Instructions for the task
Return all of the entries exactly as written.

Supplied material

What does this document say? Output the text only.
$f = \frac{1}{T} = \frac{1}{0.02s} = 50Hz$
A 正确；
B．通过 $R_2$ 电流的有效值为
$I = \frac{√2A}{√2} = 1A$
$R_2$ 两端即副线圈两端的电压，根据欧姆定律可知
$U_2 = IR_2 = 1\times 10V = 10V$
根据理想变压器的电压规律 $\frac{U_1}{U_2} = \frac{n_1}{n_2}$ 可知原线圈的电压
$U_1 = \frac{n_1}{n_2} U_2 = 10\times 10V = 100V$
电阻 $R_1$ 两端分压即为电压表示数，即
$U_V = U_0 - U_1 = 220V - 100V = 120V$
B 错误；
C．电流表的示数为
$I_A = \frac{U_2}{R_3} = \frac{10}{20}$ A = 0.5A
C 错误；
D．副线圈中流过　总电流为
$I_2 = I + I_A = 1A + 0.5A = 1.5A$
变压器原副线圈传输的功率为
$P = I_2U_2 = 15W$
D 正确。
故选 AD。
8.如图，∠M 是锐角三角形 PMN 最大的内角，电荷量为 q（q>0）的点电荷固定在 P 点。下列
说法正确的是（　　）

Response
What does this document say? Output the text only.
$f = \frac{1}{T} = \frac{1}{0.02s} = 50Hz$
A 正确；
B．通过 $R_2$ 电流的有效值为
$I = \frac{√2A}{√2} = 1A$
$R_2$ 两端即副线圈两端的电压，根据欧姆定律可知
$U_2 = IR_2 = 1\times 10V = 10V$
根据理想变压器的电压规律 $\frac{U_1}{U_2} = \frac{n_1}{n_2}$ 可知原线圈的电压
$U_1 = \frac{n_1}{n_2} U_2 = 10\times 10V = 100V$
电阻 $R_1$ 两端分压即为电压表示数，即
$U_V = U_0 - U_1 = 220V - 100V = 120V$
B 错误；
C．电流表的示数为
$I_A = \frac{U_2}{R_3} = \frac{10}{20}$ A = 0.5A
C 错误；
D．副线圈中流过　总电流为
$I_2 = I + I_A = 1A + 0.5A = 1.5A$
变压器原副线圈传输的功率为
$P = I_2U_2 = 15W$
D 正确。
故选 AD。
8.如图，∠M 是锐角三角形 PMN 最大的内角，电荷量为 q（q>0）的点电荷固定在 P 点。下列
说法正确的是（　　）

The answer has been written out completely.